*GOAL*
Give only the number of lines below that contain the word "ffffff".

--- START ENTRIES ---

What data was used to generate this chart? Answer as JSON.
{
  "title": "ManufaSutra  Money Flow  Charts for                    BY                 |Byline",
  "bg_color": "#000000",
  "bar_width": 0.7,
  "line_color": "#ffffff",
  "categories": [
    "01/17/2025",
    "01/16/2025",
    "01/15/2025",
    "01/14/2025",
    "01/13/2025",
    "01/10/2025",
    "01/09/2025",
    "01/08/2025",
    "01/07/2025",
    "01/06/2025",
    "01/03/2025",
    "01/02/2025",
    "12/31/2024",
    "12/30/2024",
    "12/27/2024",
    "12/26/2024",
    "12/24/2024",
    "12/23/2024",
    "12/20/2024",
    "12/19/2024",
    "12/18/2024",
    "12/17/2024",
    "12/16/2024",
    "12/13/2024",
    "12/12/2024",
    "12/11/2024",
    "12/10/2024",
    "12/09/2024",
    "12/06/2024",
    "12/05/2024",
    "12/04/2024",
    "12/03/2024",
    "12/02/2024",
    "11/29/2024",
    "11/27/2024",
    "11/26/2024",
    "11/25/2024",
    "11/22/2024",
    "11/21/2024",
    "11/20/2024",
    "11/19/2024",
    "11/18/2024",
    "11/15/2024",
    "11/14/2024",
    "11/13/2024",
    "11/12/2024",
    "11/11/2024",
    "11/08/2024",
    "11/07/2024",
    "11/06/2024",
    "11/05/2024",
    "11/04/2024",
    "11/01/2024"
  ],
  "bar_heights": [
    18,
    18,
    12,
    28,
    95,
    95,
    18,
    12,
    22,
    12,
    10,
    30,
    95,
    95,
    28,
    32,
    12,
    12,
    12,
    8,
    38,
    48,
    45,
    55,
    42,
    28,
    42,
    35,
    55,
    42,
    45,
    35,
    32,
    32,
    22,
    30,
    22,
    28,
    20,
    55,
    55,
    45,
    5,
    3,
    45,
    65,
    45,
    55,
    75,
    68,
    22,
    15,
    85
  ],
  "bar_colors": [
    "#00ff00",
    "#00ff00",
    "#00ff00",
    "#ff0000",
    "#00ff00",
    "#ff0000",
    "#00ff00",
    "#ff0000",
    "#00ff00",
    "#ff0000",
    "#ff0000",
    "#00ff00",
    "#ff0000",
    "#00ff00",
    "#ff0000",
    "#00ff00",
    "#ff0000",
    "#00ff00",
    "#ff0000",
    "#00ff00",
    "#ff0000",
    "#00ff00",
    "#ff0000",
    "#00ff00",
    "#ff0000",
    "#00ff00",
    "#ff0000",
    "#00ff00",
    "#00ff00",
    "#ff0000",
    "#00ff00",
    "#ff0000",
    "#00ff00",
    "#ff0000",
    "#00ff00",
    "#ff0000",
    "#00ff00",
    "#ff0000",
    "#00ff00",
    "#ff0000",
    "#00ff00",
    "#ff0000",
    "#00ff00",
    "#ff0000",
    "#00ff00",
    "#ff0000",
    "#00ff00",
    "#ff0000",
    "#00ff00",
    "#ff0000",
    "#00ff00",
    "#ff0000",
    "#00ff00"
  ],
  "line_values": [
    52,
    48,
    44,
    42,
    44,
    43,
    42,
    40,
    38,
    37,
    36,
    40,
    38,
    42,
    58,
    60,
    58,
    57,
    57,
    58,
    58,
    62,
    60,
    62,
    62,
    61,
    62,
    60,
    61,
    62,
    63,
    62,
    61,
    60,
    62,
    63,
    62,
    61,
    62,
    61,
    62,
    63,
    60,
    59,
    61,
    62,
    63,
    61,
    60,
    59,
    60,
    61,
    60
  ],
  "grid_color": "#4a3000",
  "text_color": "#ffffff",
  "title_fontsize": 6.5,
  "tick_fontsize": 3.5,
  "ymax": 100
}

--- END ENTRIES ---

*RESULT*
2